Na verdade, os tempos vão negros.
Esta negrura exige mais do que nunca uma imprensa autónoma e independente que
na luta pela verdade combata … a imprensa e todos os que trabalham e se
alimentam de “fake news”, “factos alternativos” ou da fabricação da
“pós-verdade”. Há uns anos numa entrevista ao Público, Tom Rosenstiel,
especialista em comunicação, afirmava que se o jornalismo, (os jornais), deixar
de ser rentável e, como tal, corra o risco de desaparecimento, as democracias
poderão sofrer um "cataclismo cívico". É este o risco quando falham
os “guardiões na luta contra a verdade”.
A questão, do meu ponto de vista,
é que terá de ser a imprensa a decidir e mobilizar-se de forma proactiva para
cumprir o seu insubstituível papel.
Se analisarmos o cenário actual
nesta matéria creio que boa parte da imprensa é, frequentemente complacente com
as lideranças económicas e políticas mas também frequentemente esta
complacência assenta no seu próprio alinhamento. Em qualquer dos casos um mau
serviço prestado à cidadania.

■ Registos fornecidos:
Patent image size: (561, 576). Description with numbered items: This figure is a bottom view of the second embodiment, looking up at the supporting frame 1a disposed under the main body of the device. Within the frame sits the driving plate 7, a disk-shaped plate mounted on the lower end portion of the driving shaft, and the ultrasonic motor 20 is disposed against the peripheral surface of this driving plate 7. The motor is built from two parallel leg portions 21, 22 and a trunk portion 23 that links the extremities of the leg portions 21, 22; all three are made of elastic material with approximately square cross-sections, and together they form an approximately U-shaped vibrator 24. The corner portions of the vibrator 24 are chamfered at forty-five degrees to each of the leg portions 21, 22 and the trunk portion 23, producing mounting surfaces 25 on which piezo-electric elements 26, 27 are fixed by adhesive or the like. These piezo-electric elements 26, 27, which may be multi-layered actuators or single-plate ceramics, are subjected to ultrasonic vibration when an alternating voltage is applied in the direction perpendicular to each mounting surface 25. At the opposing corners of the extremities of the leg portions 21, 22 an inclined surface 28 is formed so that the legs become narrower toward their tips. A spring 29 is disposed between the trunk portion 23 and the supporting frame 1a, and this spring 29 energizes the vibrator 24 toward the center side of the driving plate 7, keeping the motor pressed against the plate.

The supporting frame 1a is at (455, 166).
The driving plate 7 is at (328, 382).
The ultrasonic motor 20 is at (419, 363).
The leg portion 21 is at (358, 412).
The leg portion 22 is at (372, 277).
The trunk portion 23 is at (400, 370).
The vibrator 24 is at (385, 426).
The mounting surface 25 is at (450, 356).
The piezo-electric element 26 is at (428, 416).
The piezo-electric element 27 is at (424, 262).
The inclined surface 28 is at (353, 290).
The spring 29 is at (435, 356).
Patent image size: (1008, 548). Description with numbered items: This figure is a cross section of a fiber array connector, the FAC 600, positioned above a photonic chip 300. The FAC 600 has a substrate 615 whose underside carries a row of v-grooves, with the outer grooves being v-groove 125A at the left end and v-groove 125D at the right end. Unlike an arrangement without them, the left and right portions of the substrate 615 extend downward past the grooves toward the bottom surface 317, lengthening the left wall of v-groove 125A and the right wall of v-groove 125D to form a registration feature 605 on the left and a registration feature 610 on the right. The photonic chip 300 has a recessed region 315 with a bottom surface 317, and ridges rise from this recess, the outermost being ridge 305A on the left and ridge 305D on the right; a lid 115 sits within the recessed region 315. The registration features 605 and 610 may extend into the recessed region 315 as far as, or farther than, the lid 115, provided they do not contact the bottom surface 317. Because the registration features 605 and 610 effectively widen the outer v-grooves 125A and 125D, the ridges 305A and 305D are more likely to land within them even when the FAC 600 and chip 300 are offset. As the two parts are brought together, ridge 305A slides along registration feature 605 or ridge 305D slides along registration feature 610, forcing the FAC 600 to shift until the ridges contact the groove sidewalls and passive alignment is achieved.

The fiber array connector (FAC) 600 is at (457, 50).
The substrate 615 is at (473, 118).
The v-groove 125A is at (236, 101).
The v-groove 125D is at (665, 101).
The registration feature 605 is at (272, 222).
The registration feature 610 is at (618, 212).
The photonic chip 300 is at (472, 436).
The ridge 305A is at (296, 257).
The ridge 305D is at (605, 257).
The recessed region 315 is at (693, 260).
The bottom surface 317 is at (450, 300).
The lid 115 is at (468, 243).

■ Tarefa 1: Copie, do excerto sobre a imprensa, o trecho que começa nas palavras "Na verdade, os" e termina em "seu insubstituível papel.".
■ Tarefa 2: Prossiga o texto sobre o papel da imprensa, começando logo após a última frase apresentada.

■ Resposta certa 1:
Na verdade, os tempos vão negros.
Esta negrura exige mais do que nunca uma imprensa autónoma e independente que
na luta pela verdade combata … a imprensa e todos os que trabalham e se
alimentam de “fake news”, “factos alternativos” ou da fabricação da
“pós-verdade”. Há uns anos numa entrevista ao Público, Tom Rosenstiel,
especialista em comunicação, afirmava que se o jornalismo, (os jornais), deixar
de ser rentável e, como tal, corra o risco de desaparecimento, as democracias
poderão sofrer um "cataclismo cívico". É este o risco quando falham
os “guardiões na luta contra a verdade”.
A questão, do meu ponto de vista,
é que terá de ser a imprensa a decidir e mobilizar-se de forma proactiva para
cumprir o seu insubstituível papel.

■ Resposta certa 2:
Sublinho que entendo como legítima que qualquer órgão de comunicação social
tenha um qualquer alinhamento, mas a linha editorial deve ser perfeitamente
transparente o que nem sempre acontece. Independente do eventual alinhamento é essência
que que se perceba a diferença entre facto (notícia) e opinião. Demasiado
frequentemente, as opiniões são ”vendidas” como factos ou os factos são
torturados e passam a notícia.
Entendo como deplorável que
muitos profissionais da imprensa aceitem a forma como algumas figuras reagem ao
ser abordadas pela imprensa sobre assuntos sobre os quais, por várias razões,
não lhes interessa discorrer. Surgem então as afirmações patéticas, “não tenho
nada a acrescentar”, “desculpem, não comento”, “não estou aqui para falar
dessas matérias,” etc., etc. Desenvolvem assim uma espécie de surdez selectiva,
só ouvem o que lhes convém, de mutismo selectivo, só falam do que lhes convém,
de cognição selectiva, só conhecem o que lhes convém.
As mesmas figuras que
directamente ou através de terceiros, lambem as botas às redacções e aos
jornalistas (quanto mais influentes melhor) e pedem, exigem, tempo de antena
quando tal serve os seus diferentes interesses.
Algumas dessas figuras quando,
quase sempre fruto do alpinismo partidário, ascendem a alguma forma de poder
conseguem ainda ir mais longe nessa relação com a imprensa, se não lhes agrada
calam-na ou atacam-na como também não é raro. É um método velho e intemporal.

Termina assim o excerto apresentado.